◆ Data records ◆
= = = = =
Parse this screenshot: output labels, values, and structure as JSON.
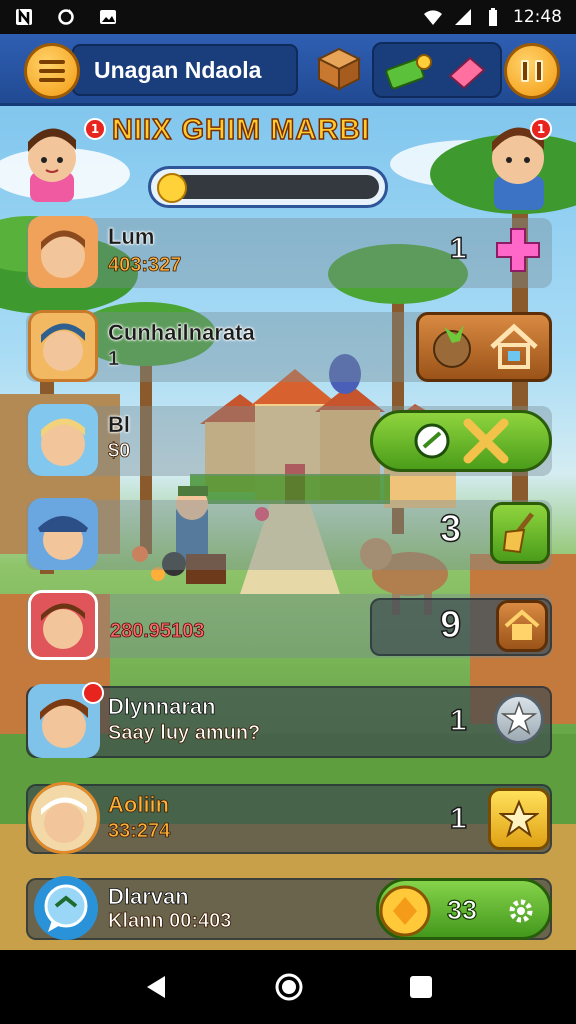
{
  "status_bar": {
    "time": "12:48"
  },
  "header": {
    "title": "Unagan Ndaola"
  },
  "banner": {
    "title": "NIIX GHIM MARBI",
    "progress_fraction": 0.06,
    "left_badge": "1",
    "right_badge": "1"
  },
  "rows": [
    {
      "name": "Lum",
      "value": "403:327",
      "count": "1",
      "action_icon": "plus-icon"
    },
    {
      "name": "Cunhailnarata",
      "value": "1",
      "count": "",
      "action_icon": "house-icon"
    },
    {
      "name": "Bl",
      "value": "$0",
      "count": "",
      "action_icon": "tools-icon"
    },
    {
      "name": "",
      "value": "",
      "count": "3",
      "action_icon": "broom-icon"
    },
    {
      "name": "",
      "value": "280.95103",
      "count": "9",
      "action_icon": "house-icon"
    },
    {
      "name": "Dlynnaran",
      "value": "Saay luy amun?",
      "count": "1",
      "action_icon": "star-icon"
    },
    {
      "name": "Aoliin",
      "value": "33:274",
      "count": "1",
      "action_icon": "star-icon"
    },
    {
      "name": "Dlarvan",
      "value": "Klann 00:403",
      "count": "",
      "action_icon": "coin-icon"
    }
  ],
  "coins": {
    "value": "33"
  }
}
= = = = =
◆ The problem ◆
Reproduce the full listing faithfully, but do not carry over any pictures.

◆ Result ◆
Parse this screenshot: output labels, values, and structure as JSON.
{
  "status_bar": {
    "time": "12:48"
  },
  "header": {
    "title": "Unagan Ndaola"
  },
  "banner": {
    "title": "NIIX GHIM MARBI",
    "progress_fraction": 0.06,
    "left_badge": "1",
    "right_badge": "1"
  },
  "rows": [
    {
      "name": "Lum",
      "value": "403:327",
      "count": "1",
      "action_icon": "plus-icon"
    },
    {
      "name": "Cunhailnarata",
      "value": "1",
      "count": "",
      "action_icon": "house-icon"
    },
    {
      "name": "Bl",
      "value": "$0",
      "count": "",
      "action_icon": "tools-icon"
    },
    {
      "name": "",
      "value": "",
      "count": "3",
      "action_icon": "broom-icon"
    },
    {
      "name": "",
      "value": "280.95103",
      "count": "9",
      "action_icon": "house-icon"
    },
    {
      "name": "Dlynnaran",
      "value": "Saay luy amun?",
      "count": "1",
      "action_icon": "star-icon"
    },
    {
      "name": "Aoliin",
      "value": "33:274",
      "count": "1",
      "action_icon": "star-icon"
    },
    {
      "name": "Dlarvan",
      "value": "Klann 00:403",
      "count": "",
      "action_icon": "coin-icon"
    }
  ],
  "coins": {
    "value": "33"
  }
}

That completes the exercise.